==== Task data
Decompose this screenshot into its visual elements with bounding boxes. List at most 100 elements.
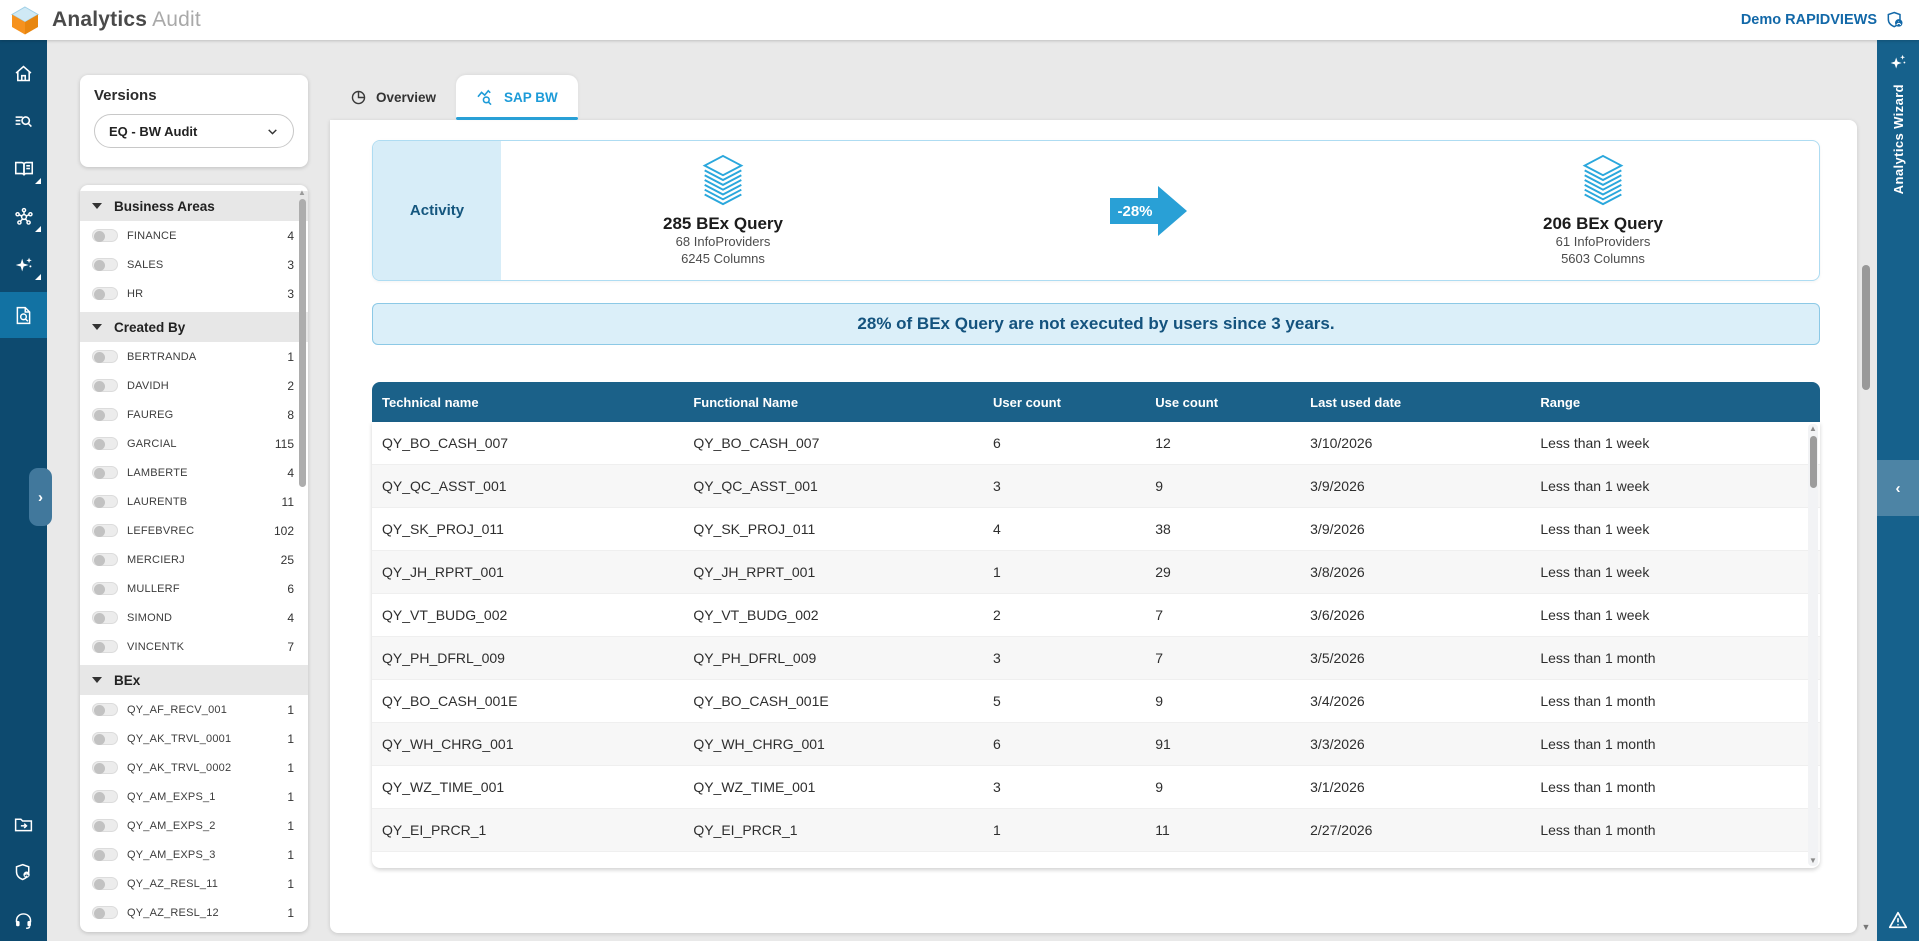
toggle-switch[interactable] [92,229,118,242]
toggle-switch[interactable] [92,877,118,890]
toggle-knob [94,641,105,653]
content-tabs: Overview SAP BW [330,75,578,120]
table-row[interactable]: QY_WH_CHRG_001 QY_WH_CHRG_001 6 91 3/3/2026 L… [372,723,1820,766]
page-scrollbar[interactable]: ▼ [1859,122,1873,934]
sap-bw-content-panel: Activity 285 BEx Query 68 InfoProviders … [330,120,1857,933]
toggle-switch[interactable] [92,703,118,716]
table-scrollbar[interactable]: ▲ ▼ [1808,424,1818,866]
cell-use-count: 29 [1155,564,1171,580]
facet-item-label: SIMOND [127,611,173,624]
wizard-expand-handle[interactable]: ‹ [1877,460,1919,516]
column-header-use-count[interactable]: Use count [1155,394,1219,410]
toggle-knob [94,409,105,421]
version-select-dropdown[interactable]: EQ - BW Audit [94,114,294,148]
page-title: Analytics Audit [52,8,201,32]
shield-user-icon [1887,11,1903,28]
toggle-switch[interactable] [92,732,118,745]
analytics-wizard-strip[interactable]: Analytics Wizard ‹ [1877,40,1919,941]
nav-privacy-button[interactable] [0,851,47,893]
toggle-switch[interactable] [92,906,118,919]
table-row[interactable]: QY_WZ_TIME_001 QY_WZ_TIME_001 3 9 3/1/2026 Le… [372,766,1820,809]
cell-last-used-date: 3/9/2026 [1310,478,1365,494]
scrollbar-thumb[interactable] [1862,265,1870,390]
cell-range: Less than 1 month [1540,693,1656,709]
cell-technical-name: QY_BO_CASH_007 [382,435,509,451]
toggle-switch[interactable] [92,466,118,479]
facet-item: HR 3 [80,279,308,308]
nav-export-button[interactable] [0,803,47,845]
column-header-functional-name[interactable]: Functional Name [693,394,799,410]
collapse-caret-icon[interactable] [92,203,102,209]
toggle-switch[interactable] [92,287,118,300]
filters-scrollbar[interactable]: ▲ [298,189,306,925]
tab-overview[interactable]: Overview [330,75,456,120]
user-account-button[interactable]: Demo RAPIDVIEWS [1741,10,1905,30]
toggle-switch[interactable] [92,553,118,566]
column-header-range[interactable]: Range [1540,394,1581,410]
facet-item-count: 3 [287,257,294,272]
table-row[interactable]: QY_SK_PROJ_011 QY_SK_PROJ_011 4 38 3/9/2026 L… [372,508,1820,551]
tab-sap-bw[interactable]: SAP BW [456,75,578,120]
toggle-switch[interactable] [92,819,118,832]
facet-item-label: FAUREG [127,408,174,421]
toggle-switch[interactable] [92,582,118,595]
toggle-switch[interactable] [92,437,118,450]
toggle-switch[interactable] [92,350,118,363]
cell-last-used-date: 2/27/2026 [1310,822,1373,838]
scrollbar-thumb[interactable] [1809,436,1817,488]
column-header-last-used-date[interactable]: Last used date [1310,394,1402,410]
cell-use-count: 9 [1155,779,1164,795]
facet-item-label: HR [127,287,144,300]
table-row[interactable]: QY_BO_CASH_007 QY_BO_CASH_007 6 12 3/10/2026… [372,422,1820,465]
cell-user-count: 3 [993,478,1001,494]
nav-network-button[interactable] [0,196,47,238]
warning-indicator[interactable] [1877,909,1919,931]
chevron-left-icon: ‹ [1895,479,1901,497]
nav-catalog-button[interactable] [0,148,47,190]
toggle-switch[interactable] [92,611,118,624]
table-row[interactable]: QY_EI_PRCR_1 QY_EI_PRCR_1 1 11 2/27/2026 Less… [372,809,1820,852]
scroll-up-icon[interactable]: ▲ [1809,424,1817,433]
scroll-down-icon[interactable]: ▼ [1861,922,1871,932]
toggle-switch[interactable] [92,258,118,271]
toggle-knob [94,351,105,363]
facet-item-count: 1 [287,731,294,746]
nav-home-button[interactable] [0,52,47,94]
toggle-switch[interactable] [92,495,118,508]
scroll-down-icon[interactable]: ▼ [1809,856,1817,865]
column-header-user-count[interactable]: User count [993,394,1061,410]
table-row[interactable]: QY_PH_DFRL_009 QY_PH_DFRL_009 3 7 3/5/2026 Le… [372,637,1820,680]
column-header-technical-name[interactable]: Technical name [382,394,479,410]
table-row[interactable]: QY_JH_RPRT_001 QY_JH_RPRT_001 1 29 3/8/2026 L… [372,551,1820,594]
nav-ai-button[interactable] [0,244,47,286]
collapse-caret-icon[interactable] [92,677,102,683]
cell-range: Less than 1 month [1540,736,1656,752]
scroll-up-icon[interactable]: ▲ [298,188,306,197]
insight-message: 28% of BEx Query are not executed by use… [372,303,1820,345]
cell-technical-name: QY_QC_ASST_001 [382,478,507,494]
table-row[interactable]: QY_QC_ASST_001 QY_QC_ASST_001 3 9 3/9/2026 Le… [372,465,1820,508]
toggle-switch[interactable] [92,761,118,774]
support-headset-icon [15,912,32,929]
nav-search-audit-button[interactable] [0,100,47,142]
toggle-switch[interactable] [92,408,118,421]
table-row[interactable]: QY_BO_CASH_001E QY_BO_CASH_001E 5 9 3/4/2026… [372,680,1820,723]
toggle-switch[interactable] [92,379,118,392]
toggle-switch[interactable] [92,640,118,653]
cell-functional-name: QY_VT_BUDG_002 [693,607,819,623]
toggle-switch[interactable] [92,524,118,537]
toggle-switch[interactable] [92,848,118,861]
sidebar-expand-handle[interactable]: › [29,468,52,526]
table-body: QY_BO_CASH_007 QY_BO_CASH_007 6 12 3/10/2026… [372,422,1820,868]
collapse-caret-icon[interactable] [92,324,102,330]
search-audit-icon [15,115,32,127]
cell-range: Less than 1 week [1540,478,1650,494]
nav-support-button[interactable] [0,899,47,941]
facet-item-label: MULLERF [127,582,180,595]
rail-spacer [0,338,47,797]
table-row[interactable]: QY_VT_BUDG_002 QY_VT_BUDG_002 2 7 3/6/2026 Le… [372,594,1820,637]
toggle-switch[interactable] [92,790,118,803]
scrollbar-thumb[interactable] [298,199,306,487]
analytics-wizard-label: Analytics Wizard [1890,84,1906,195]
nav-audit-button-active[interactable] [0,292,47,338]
========
## What the task requires
Return all of the rows above unchanged, line by line, leaving out the picture.

## Solution
Decompose this screenshot into its visual elements with bounding boxes. List at most 100 elements.
toggle-switch[interactable] [92,229,118,242]
toggle-switch[interactable] [92,877,118,890]
toggle-knob [94,641,105,653]
content-tabs: Overview SAP BW [330,75,578,120]
table-row[interactable]: QY_WH_CHRG_001 QY_WH_CHRG_001 6 91 3/3/2026 L… [372,723,1820,766]
page-scrollbar[interactable]: ▼ [1859,122,1873,934]
sap-bw-content-panel: Activity 285 BEx Query 68 InfoProviders … [330,120,1857,933]
toggle-switch[interactable] [92,703,118,716]
table-scrollbar[interactable]: ▲ ▼ [1808,424,1818,866]
cell-use-count: 29 [1155,564,1171,580]
facet-item-label: SIMOND [127,611,173,624]
wizard-expand-handle[interactable]: ‹ [1877,460,1919,516]
column-header-use-count[interactable]: Use count [1155,394,1219,410]
toggle-knob [94,409,105,421]
version-select-dropdown[interactable]: EQ - BW Audit [94,114,294,148]
page-title: Analytics Audit [52,8,201,32]
shield-user-icon [1887,11,1903,28]
toggle-switch[interactable] [92,732,118,745]
analytics-wizard-strip[interactable]: Analytics Wizard ‹ [1877,40,1919,941]
nav-privacy-button[interactable] [0,851,47,893]
toggle-switch[interactable] [92,906,118,919]
table-row[interactable]: QY_WZ_TIME_001 QY_WZ_TIME_001 3 9 3/1/2026 Le… [372,766,1820,809]
cell-last-used-date: 3/9/2026 [1310,478,1365,494]
scrollbar-thumb[interactable] [1862,265,1870,390]
cell-range: Less than 1 month [1540,693,1656,709]
cell-technical-name: QY_BO_CASH_007 [382,435,509,451]
toggle-switch[interactable] [92,466,118,479]
facet-item: HR 3 [80,279,308,308]
nav-export-button[interactable] [0,803,47,845]
column-header-functional-name[interactable]: Functional Name [693,394,799,410]
collapse-caret-icon[interactable] [92,203,102,209]
toggle-switch[interactable] [92,287,118,300]
filters-scrollbar[interactable]: ▲ [298,189,306,925]
tab-overview[interactable]: Overview [330,75,456,120]
user-account-button[interactable]: Demo RAPIDVIEWS [1741,10,1905,30]
toggle-switch[interactable] [92,553,118,566]
column-header-range[interactable]: Range [1540,394,1581,410]
facet-item-count: 3 [287,257,294,272]
table-row[interactable]: QY_SK_PROJ_011 QY_SK_PROJ_011 4 38 3/9/2026 L… [372,508,1820,551]
tab-sap-bw[interactable]: SAP BW [456,75,578,120]
toggle-switch[interactable] [92,819,118,832]
facet-item-label: FAUREG [127,408,174,421]
toggle-switch[interactable] [92,582,118,595]
toggle-switch[interactable] [92,437,118,450]
toggle-switch[interactable] [92,350,118,363]
cell-last-used-date: 2/27/2026 [1310,822,1373,838]
scrollbar-thumb[interactable] [1809,436,1817,488]
column-header-last-used-date[interactable]: Last used date [1310,394,1402,410]
cell-use-count: 9 [1155,779,1164,795]
facet-item-label: HR [127,287,144,300]
table-row[interactable]: QY_BO_CASH_007 QY_BO_CASH_007 6 12 3/10/2026… [372,422,1820,465]
cell-user-count: 3 [993,478,1001,494]
nav-network-button[interactable] [0,196,47,238]
warning-indicator[interactable] [1877,909,1919,931]
chevron-left-icon: ‹ [1895,479,1901,497]
nav-catalog-button[interactable] [0,148,47,190]
toggle-switch[interactable] [92,611,118,624]
table-row[interactable]: QY_EI_PRCR_1 QY_EI_PRCR_1 1 11 2/27/2026 Less… [372,809,1820,852]
scroll-up-icon[interactable]: ▲ [1809,424,1817,433]
scroll-down-icon[interactable]: ▼ [1861,922,1871,932]
toggle-switch[interactable] [92,258,118,271]
toggle-knob [94,351,105,363]
facet-item-count: 1 [287,731,294,746]
nav-home-button[interactable] [0,52,47,94]
toggle-switch[interactable] [92,495,118,508]
scroll-down-icon[interactable]: ▼ [1809,856,1817,865]
column-header-user-count[interactable]: User count [993,394,1061,410]
table-row[interactable]: QY_PH_DFRL_009 QY_PH_DFRL_009 3 7 3/5/2026 Le… [372,637,1820,680]
column-header-technical-name[interactable]: Technical name [382,394,479,410]
table-row[interactable]: QY_JH_RPRT_001 QY_JH_RPRT_001 1 29 3/8/2026 L… [372,551,1820,594]
nav-ai-button[interactable] [0,244,47,286]
collapse-caret-icon[interactable] [92,677,102,683]
cell-range: Less than 1 month [1540,736,1656,752]
scroll-up-icon[interactable]: ▲ [298,188,306,197]
insight-message: 28% of BEx Query are not executed by use… [372,303,1820,345]
cell-technical-name: QY_QC_ASST_001 [382,478,507,494]
table-row[interactable]: QY_QC_ASST_001 QY_QC_ASST_001 3 9 3/9/2026 Le… [372,465,1820,508]
toggle-switch[interactable] [92,761,118,774]
support-headset-icon [15,912,32,929]
nav-search-audit-button[interactable] [0,100,47,142]
toggle-switch[interactable] [92,408,118,421]
table-row[interactable]: QY_BO_CASH_001E QY_BO_CASH_001E 5 9 3/4/2026… [372,680,1820,723]
toggle-switch[interactable] [92,379,118,392]
toggle-switch[interactable] [92,640,118,653]
cell-functional-name: QY_VT_BUDG_002 [693,607,819,623]
toggle-switch[interactable] [92,524,118,537]
toggle-switch[interactable] [92,848,118,861]
sidebar-expand-handle[interactable]: › [29,468,52,526]
table-body: QY_BO_CASH_007 QY_BO_CASH_007 6 12 3/10/2026… [372,422,1820,868]
collapse-caret-icon[interactable] [92,324,102,330]
search-audit-icon [15,115,32,127]
cell-range: Less than 1 week [1540,478,1650,494]
nav-support-button[interactable] [0,899,47,941]
facet-item-label: MULLERF [127,582,180,595]
rail-spacer [0,338,47,797]
table-row[interactable]: QY_VT_BUDG_002 QY_VT_BUDG_002 2 7 3/6/2026 Le… [372,594,1820,637]
toggle-switch[interactable] [92,790,118,803]
scrollbar-thumb[interactable] [298,199,306,487]
analytics-wizard-label: Analytics Wizard [1890,84,1906,195]
nav-audit-button-active[interactable] [0,292,47,338]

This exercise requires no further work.